→ **Material provided**:
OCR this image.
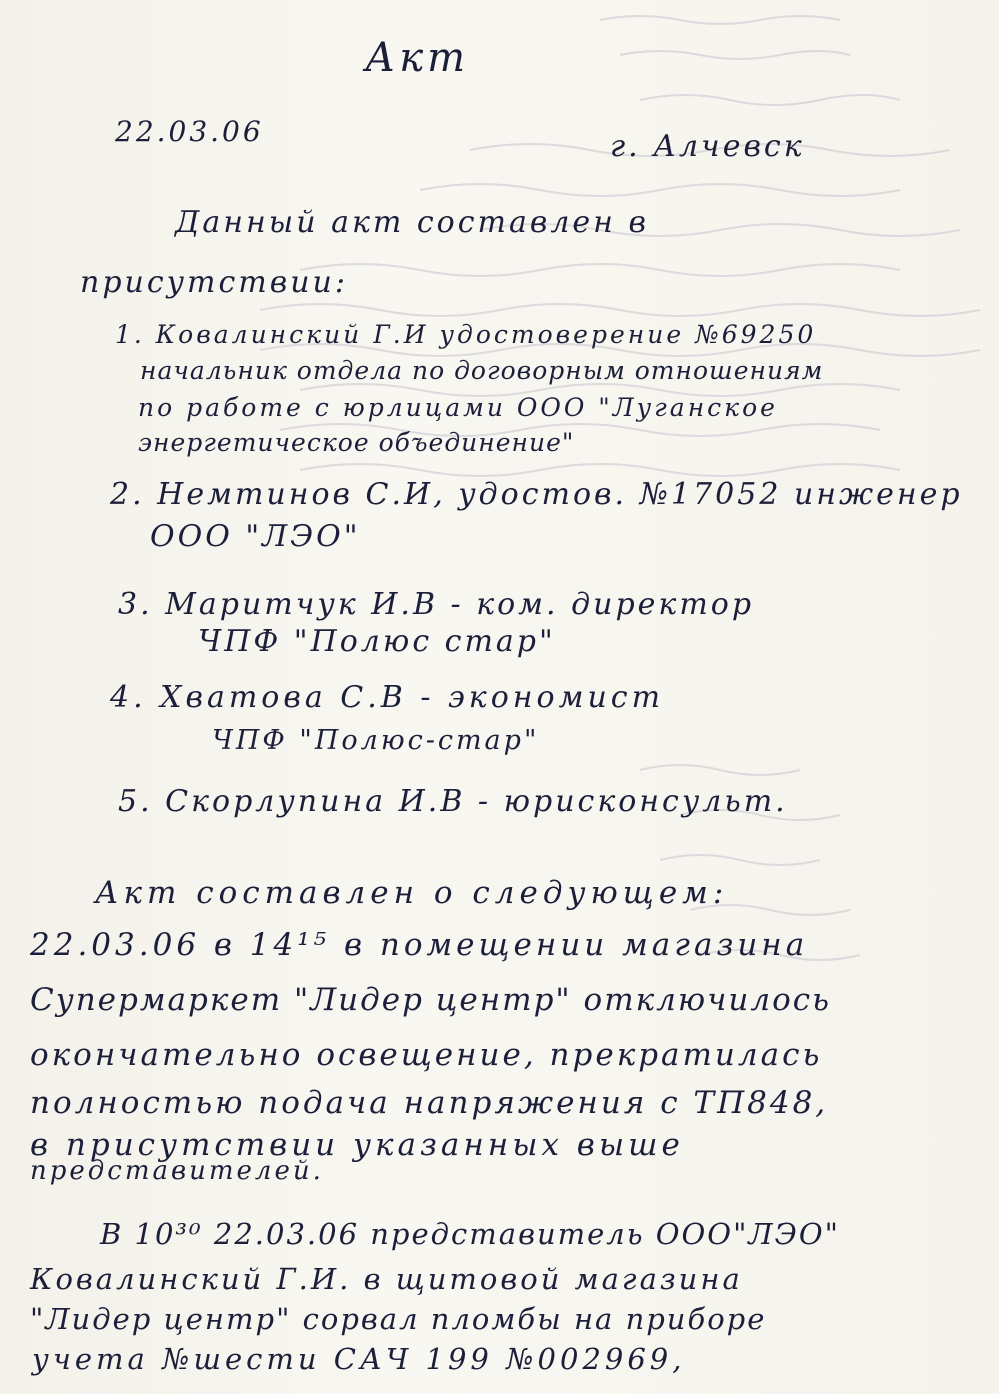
Акт
22.03.06	г. Алчевск
Данный акт составлен в
присутствии:
1. Ковалинский Г.И удостоверение №69250
начальник отдела по договорным отношениям
по работе с юрлицами ООО "Луганское
энергетическое объединение"
2. Немтинов С.И, удостов. №17052 инженер
ООО "ЛЭО"
3. Маритчук И.В - ком. директор
ЧПФ "Полюс стар"
4. Хватова С.В - экономист
ЧПФ "Полюс-стар"
5. Скорлупина И.В - юрисконсульт.
Акт составлен о следующем:
22.03.06 в 14¹⁵ в помещении магазина
Супермаркет "Лидер центр" отключилось
окончательно освещение, прекратилась
полностью подача напряжения с ТП848,
в присутствии указанных выше
представителей.
В 10³⁰ 22.03.06 представитель ООО"ЛЭО"
Ковалинский Г.И. в щитовой магазина
"Лидер центр" сорвал пломбы на приборе
учета №шести САЧ 199 №002969,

→ **The request**: Reproduce each entry precisely. Leave the pictures out.

→ **Solution for this task**:
OCR this image.
Акт
22.03.06	г. Алчевск
Данный акт составлен в
присутствии:
1. Ковалинский Г.И удостоверение №69250
начальник отдела по договорным отношениям
по работе с юрлицами ООО "Луганское
энергетическое объединение"
2. Немтинов С.И, удостов. №17052 инженер
ООО "ЛЭО"
3. Маритчук И.В - ком. директор
ЧПФ "Полюс стар"
4. Хватова С.В - экономист
ЧПФ "Полюс-стар"
5. Скорлупина И.В - юрисконсульт.
Акт составлен о следующем:
22.03.06 в 14¹⁵ в помещении магазина
Супермаркет "Лидер центр" отключилось
окончательно освещение, прекратилась
полностью подача напряжения с ТП848,
в присутствии указанных выше
представителей.
В 10³⁰ 22.03.06 представитель ООО"ЛЭО"
Ковалинский Г.И. в щитовой магазина
"Лидер центр" сорвал пломбы на приборе
учета №шести САЧ 199 №002969,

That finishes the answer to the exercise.